• _Exercise_
In the records below, copy out the lines without any change, beginning with the line that contains "value-cell: 0,5: [630, 226, 682, 248]" and ending with the line that contains "table-row: транспортные средства", both included.
═══
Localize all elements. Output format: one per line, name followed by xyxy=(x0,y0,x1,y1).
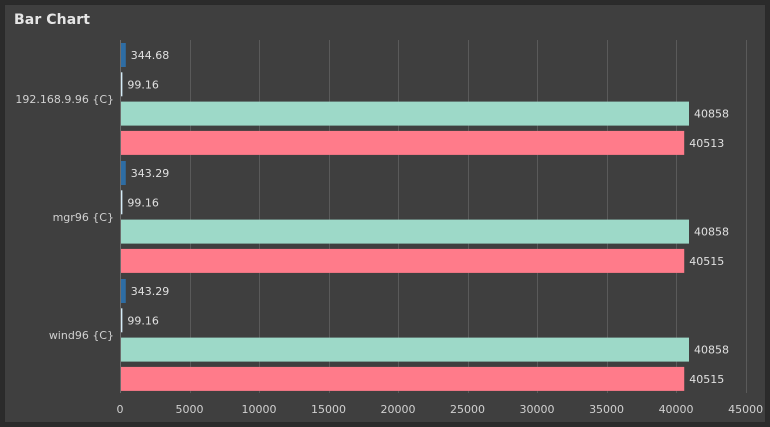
bar xyxy=(121,101,689,126)
x-tick-label: 40000 xyxy=(659,403,694,416)
bar xyxy=(121,130,685,155)
x-tick-label: 20000 xyxy=(381,403,416,416)
panel-title: Bar Chart xyxy=(14,12,91,28)
bar xyxy=(121,161,126,185)
x-tick-label: 0 xyxy=(117,403,124,416)
x-tick-label: 10000 xyxy=(242,403,277,416)
x-tick-label: 30000 xyxy=(520,403,555,416)
x-tick-label: 45000 xyxy=(728,403,763,416)
bar xyxy=(121,337,689,362)
bar xyxy=(121,190,123,215)
x-tick-label: 35000 xyxy=(589,403,624,416)
bar xyxy=(121,219,689,244)
bar-value-label: 99.16 xyxy=(127,314,159,327)
bar-value-label: 344.68 xyxy=(131,49,170,62)
x-tick-label: 25000 xyxy=(450,403,485,416)
bar-value-label: 99.16 xyxy=(127,196,159,209)
bar-value-label: 40515 xyxy=(689,373,724,386)
bar xyxy=(121,279,126,303)
bar-value-label: 40858 xyxy=(694,226,729,239)
bar-value-label: 99.16 xyxy=(127,78,159,91)
bar xyxy=(121,248,685,273)
category-label: mgr96 {C} xyxy=(53,211,114,224)
bar-value-label: 40858 xyxy=(694,344,729,357)
x-tick-label: 15000 xyxy=(311,403,346,416)
bar-value-label: 40858 xyxy=(694,108,729,121)
x-tick-label: 5000 xyxy=(176,403,204,416)
bar-value-label: 343.29 xyxy=(131,285,170,298)
bar-value-label: 343.29 xyxy=(131,167,170,180)
bar xyxy=(121,72,123,97)
bar-value-label: 40513 xyxy=(689,137,724,150)
bar xyxy=(121,366,685,391)
bar xyxy=(121,43,126,67)
bar-value-label: 40515 xyxy=(689,255,724,268)
bar xyxy=(121,308,123,333)
category-label: 192.168.9.96 {C} xyxy=(15,93,114,106)
category-label: wind96 {C} xyxy=(49,329,114,342)
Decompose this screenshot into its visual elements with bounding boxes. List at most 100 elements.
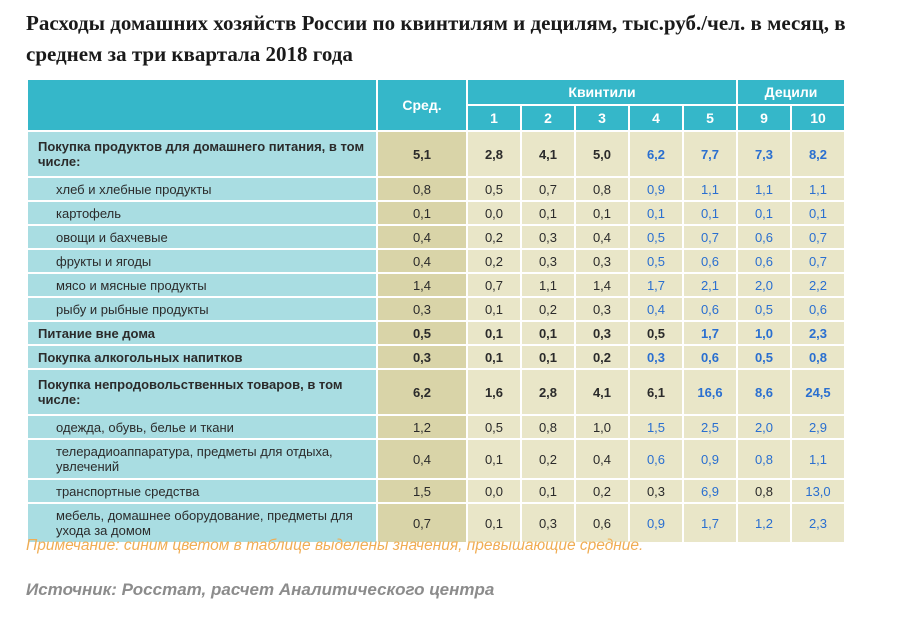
value-cell: 0,5: [630, 226, 682, 248]
header-quintiles: Квинтили: [468, 80, 736, 104]
table-row: мебель, домашнее оборудование, предметы …: [28, 504, 844, 542]
value-cell: 0,6: [684, 346, 736, 368]
row-label: фрукты и ягоды: [28, 250, 376, 272]
table-row: транспортные средства 1,5 0,0 0,1 0,2 0,3 6,9 0…: [28, 480, 844, 502]
row-label: телерадиоаппаратура, предметы для отдыха…: [28, 440, 376, 478]
value-cell: 0,9: [630, 504, 682, 542]
source-text: Источник: Росстат, расчет Аналитического…: [26, 580, 495, 599]
header-col-9: 9: [738, 106, 790, 130]
value-cell: 0,8: [576, 178, 628, 200]
value-cell: 24,5: [792, 370, 844, 414]
value-cell: 1,1: [792, 440, 844, 478]
avg-cell: 5,1: [378, 132, 466, 176]
row-label: рыбу и рыбные продукты: [28, 298, 376, 320]
table-row: рыбу и рыбные продукты 0,3 0,1 0,2 0,3 0,4 0,6…: [28, 298, 844, 320]
avg-cell: 1,4: [378, 274, 466, 296]
avg-cell: 6,2: [378, 370, 466, 414]
value-cell: 0,2: [468, 250, 520, 272]
value-cell: 0,6: [738, 250, 790, 272]
data-table-panel: Сред. Квинтили Децили 1 2 3 4 5 9 10 Пок…: [26, 78, 852, 542]
value-cell: 4,1: [576, 370, 628, 414]
value-cell: 0,3: [576, 298, 628, 320]
table-row: телерадиоаппаратура, предметы для отдыха…: [28, 440, 844, 478]
value-cell: 0,1: [522, 346, 574, 368]
table-row: хлеб и хлебные продукты 0,8 0,5 0,7 0,8 0,9 1,…: [28, 178, 844, 200]
avg-cell: 0,5: [378, 322, 466, 344]
value-cell: 16,6: [684, 370, 736, 414]
value-cell: 13,0: [792, 480, 844, 502]
value-cell: 0,5: [738, 346, 790, 368]
value-cell: 0,6: [684, 250, 736, 272]
page-title: Расходы домашних хозяйств России по квин…: [26, 11, 846, 66]
value-cell: 0,6: [630, 440, 682, 478]
value-cell: 1,7: [630, 274, 682, 296]
value-cell: 1,2: [738, 504, 790, 542]
row-label: хлеб и хлебные продукты: [28, 178, 376, 200]
value-cell: 0,1: [792, 202, 844, 224]
value-cell: 0,3: [630, 480, 682, 502]
value-cell: 2,8: [468, 132, 520, 176]
row-label: Покупка алкогольных напитков: [28, 346, 376, 368]
avg-cell: 0,4: [378, 226, 466, 248]
table-row: Покупка продуктов для домашнего питания,…: [28, 132, 844, 176]
value-cell: 6,1: [630, 370, 682, 414]
value-cell: 0,1: [738, 202, 790, 224]
value-cell: 1,1: [522, 274, 574, 296]
value-cell: 0,3: [522, 226, 574, 248]
header-deciles: Децили: [738, 80, 844, 104]
value-cell: 0,7: [684, 226, 736, 248]
value-cell: 0,9: [630, 178, 682, 200]
value-cell: 7,3: [738, 132, 790, 176]
header-col-3: 3: [576, 106, 628, 130]
row-label: мебель, домашнее оборудование, предметы …: [28, 504, 376, 542]
value-cell: 0,7: [792, 226, 844, 248]
value-cell: 0,1: [468, 322, 520, 344]
value-cell: 0,4: [576, 226, 628, 248]
avg-cell: 0,3: [378, 346, 466, 368]
value-cell: 6,2: [630, 132, 682, 176]
row-label: мясо и мясные продукты: [28, 274, 376, 296]
value-cell: 0,6: [576, 504, 628, 542]
value-cell: 0,8: [522, 416, 574, 438]
value-cell: 0,2: [468, 226, 520, 248]
value-cell: 1,6: [468, 370, 520, 414]
value-cell: 0,3: [522, 504, 574, 542]
value-cell: 8,2: [792, 132, 844, 176]
avg-cell: 0,8: [378, 178, 466, 200]
value-cell: 1,4: [576, 274, 628, 296]
header-col-2: 2: [522, 106, 574, 130]
value-cell: 0,5: [468, 416, 520, 438]
row-label: транспортные средства: [28, 480, 376, 502]
value-cell: 0,1: [468, 504, 520, 542]
header-col-10: 10: [792, 106, 844, 130]
avg-cell: 0,3: [378, 298, 466, 320]
value-cell: 1,1: [792, 178, 844, 200]
value-cell: 0,8: [792, 346, 844, 368]
value-cell: 0,3: [576, 250, 628, 272]
value-cell: 0,3: [630, 346, 682, 368]
value-cell: 0,1: [468, 298, 520, 320]
value-cell: 0,7: [792, 250, 844, 272]
avg-cell: 0,4: [378, 250, 466, 272]
value-cell: 1,1: [684, 178, 736, 200]
value-cell: 0,6: [792, 298, 844, 320]
value-cell: 0,4: [630, 298, 682, 320]
value-cell: 2,1: [684, 274, 736, 296]
table-row: Покупка алкогольных напитков 0,3 0,1 0,1 0,2…: [28, 346, 844, 368]
header-col-5: 5: [684, 106, 736, 130]
value-cell: 4,1: [522, 132, 574, 176]
row-label: Покупка непродовольственных товаров, в т…: [28, 370, 376, 414]
avg-cell: 0,7: [378, 504, 466, 542]
table-body: Покупка продуктов для домашнего питания,…: [28, 132, 844, 542]
expenses-table: Сред. Квинтили Децили 1 2 3 4 5 9 10 Пок…: [26, 78, 846, 544]
table-row: одежда, обувь, белье и ткани 1,2 0,5 0,8 1,0…: [28, 416, 844, 438]
value-cell: 0,8: [738, 480, 790, 502]
value-cell: 0,2: [576, 346, 628, 368]
avg-cell: 1,5: [378, 480, 466, 502]
value-cell: 0,5: [630, 250, 682, 272]
value-cell: 1,5: [630, 416, 682, 438]
value-cell: 0,9: [684, 440, 736, 478]
note-text: Примечание: синим цветом в таблице выдел…: [26, 537, 644, 554]
value-cell: 1,7: [684, 504, 736, 542]
value-cell: 0,6: [738, 226, 790, 248]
═══
• _Response to the exercise_
value-cell: 0,5: [630, 226, 682, 248]
header-quintiles: Квинтили: [468, 80, 736, 104]
table-row: мебель, домашнее оборудование, предметы …: [28, 504, 844, 542]
value-cell: 0,6: [684, 346, 736, 368]
row-label: фрукты и ягоды: [28, 250, 376, 272]
table-row: транспортные средства 1,5 0,0 0,1 0,2 0,3 6,9 0…: [28, 480, 844, 502]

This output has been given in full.